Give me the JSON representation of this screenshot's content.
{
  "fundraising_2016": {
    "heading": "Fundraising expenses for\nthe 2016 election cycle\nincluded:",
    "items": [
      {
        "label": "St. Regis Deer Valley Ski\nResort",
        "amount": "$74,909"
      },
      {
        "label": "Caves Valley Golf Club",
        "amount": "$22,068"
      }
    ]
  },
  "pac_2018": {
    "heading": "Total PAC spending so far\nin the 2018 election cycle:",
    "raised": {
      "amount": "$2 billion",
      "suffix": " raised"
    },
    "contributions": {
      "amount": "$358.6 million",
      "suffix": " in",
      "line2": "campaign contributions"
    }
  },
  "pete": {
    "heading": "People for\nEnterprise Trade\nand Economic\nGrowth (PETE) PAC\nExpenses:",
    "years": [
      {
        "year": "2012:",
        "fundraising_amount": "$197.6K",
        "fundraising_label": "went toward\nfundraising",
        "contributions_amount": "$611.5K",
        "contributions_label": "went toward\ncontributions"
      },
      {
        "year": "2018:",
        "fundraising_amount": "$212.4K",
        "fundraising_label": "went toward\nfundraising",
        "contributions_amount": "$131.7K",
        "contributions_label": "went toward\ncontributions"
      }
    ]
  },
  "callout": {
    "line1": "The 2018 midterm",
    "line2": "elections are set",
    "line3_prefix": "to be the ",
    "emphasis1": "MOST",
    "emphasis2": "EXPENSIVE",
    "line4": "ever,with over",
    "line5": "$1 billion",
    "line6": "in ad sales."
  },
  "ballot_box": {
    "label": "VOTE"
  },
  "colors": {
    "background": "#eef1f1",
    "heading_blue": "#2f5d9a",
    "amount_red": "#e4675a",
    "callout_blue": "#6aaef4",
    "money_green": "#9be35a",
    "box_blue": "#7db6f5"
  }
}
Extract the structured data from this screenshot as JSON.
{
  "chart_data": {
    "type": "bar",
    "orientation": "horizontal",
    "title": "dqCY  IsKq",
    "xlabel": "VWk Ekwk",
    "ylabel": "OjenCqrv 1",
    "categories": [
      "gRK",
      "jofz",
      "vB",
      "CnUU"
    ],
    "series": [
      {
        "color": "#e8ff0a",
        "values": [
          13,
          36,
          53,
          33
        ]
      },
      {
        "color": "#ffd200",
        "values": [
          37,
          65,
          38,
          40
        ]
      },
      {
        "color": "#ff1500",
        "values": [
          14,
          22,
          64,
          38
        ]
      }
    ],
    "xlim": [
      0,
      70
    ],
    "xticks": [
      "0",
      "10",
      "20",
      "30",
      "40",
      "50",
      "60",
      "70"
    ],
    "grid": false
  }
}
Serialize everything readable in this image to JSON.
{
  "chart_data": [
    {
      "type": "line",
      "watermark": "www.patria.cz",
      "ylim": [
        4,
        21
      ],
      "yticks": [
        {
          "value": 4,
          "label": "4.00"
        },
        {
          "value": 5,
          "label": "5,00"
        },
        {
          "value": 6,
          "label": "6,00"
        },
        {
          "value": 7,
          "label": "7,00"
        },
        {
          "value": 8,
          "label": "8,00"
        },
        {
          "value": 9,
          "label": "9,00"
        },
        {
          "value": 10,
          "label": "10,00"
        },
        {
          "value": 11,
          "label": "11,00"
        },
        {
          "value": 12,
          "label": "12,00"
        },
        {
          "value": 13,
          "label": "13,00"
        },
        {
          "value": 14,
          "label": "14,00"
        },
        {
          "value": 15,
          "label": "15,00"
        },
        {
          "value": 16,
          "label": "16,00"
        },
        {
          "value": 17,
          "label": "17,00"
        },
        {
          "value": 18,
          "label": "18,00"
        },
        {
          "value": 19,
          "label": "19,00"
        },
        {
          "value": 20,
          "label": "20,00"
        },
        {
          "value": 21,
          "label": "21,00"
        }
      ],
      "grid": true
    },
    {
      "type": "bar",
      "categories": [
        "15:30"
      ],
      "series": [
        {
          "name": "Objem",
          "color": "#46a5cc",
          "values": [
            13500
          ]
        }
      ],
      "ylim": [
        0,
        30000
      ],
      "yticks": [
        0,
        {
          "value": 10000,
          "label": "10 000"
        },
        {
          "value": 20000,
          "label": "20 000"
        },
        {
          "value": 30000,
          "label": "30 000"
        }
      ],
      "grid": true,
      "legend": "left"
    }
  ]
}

※

▶ **Exercise objective**:
Extract all the entries word for word.

▶ **Solution for this exercise**:
Give me the JSON representation of this screenshot's content.
{
  "fundraising_2016": {
    "heading": "Fundraising expenses for\nthe 2016 election cycle\nincluded:",
    "items": [
      {
        "label": "St. Regis Deer Valley Ski\nResort",
        "amount": "$74,909"
      },
      {
        "label": "Caves Valley Golf Club",
        "amount": "$22,068"
      }
    ]
  },
  "pac_2018": {
    "heading": "Total PAC spending so far\nin the 2018 election cycle:",
    "raised": {
      "amount": "$2 billion",
      "suffix": " raised"
    },
    "contributions": {
      "amount": "$358.6 million",
      "suffix": " in",
      "line2": "campaign contributions"
    }
  },
  "pete": {
    "heading": "People for\nEnterprise Trade\nand Economic\nGrowth (PETE) PAC\nExpenses:",
    "years": [
      {
        "year": "2012:",
        "fundraising_amount": "$197.6K",
        "fundraising_label": "went toward\nfundraising",
        "contributions_amount": "$611.5K",
        "contributions_label": "went toward\ncontributions"
      },
      {
        "year": "2018:",
        "fundraising_amount": "$212.4K",
        "fundraising_label": "went toward\nfundraising",
        "contributions_amount": "$131.7K",
        "contributions_label": "went toward\ncontributions"
      }
    ]
  },
  "callout": {
    "line1": "The 2018 midterm",
    "line2": "elections are set",
    "line3_prefix": "to be the ",
    "emphasis1": "MOST",
    "emphasis2": "EXPENSIVE",
    "line4": "ever,with over",
    "line5": "$1 billion",
    "line6": "in ad sales."
  },
  "ballot_box": {
    "label": "VOTE"
  },
  "colors": {
    "background": "#eef1f1",
    "heading_blue": "#2f5d9a",
    "amount_red": "#e4675a",
    "callout_blue": "#6aaef4",
    "money_green": "#9be35a",
    "box_blue": "#7db6f5"
  }
}
Extract the structured data from this screenshot as JSON.
{
  "chart_data": {
    "type": "bar",
    "orientation": "horizontal",
    "title": "dqCY  IsKq",
    "xlabel": "VWk Ekwk",
    "ylabel": "OjenCqrv 1",
    "categories": [
      "gRK",
      "jofz",
      "vB",
      "CnUU"
    ],
    "series": [
      {
        "color": "#e8ff0a",
        "values": [
          13,
          36,
          53,
          33
        ]
      },
      {
        "color": "#ffd200",
        "values": [
          37,
          65,
          38,
          40
        ]
      },
      {
        "color": "#ff1500",
        "values": [
          14,
          22,
          64,
          38
        ]
      }
    ],
    "xlim": [
      0,
      70
    ],
    "xticks": [
      "0",
      "10",
      "20",
      "30",
      "40",
      "50",
      "60",
      "70"
    ],
    "grid": false
  }
}
Serialize everything readable in this image to JSON.
{
  "chart_data": [
    {
      "type": "line",
      "watermark": "www.patria.cz",
      "ylim": [
        4,
        21
      ],
      "yticks": [
        {
          "value": 4,
          "label": "4.00"
        },
        {
          "value": 5,
          "label": "5,00"
        },
        {
          "value": 6,
          "label": "6,00"
        },
        {
          "value": 7,
          "label": "7,00"
        },
        {
          "value": 8,
          "label": "8,00"
        },
        {
          "value": 9,
          "label": "9,00"
        },
        {
          "value": 10,
          "label": "10,00"
        },
        {
          "value": 11,
          "label": "11,00"
        },
        {
          "value": 12,
          "label": "12,00"
        },
        {
          "value": 13,
          "label": "13,00"
        },
        {
          "value": 14,
          "label": "14,00"
        },
        {
          "value": 15,
          "label": "15,00"
        },
        {
          "value": 16,
          "label": "16,00"
        },
        {
          "value": 17,
          "label": "17,00"
        },
        {
          "value": 18,
          "label": "18,00"
        },
        {
          "value": 19,
          "label": "19,00"
        },
        {
          "value": 20,
          "label": "20,00"
        },
        {
          "value": 21,
          "label": "21,00"
        }
      ],
      "grid": true
    },
    {
      "type": "bar",
      "categories": [
        "15:30"
      ],
      "series": [
        {
          "name": "Objem",
          "color": "#46a5cc",
          "values": [
            13500
          ]
        }
      ],
      "ylim": [
        0,
        30000
      ],
      "yticks": [
        0,
        {
          "value": 10000,
          "label": "10 000"
        },
        {
          "value": 20000,
          "label": "20 000"
        },
        {
          "value": 30000,
          "label": "30 000"
        }
      ],
      "grid": true,
      "legend": "left"
    }
  ]
}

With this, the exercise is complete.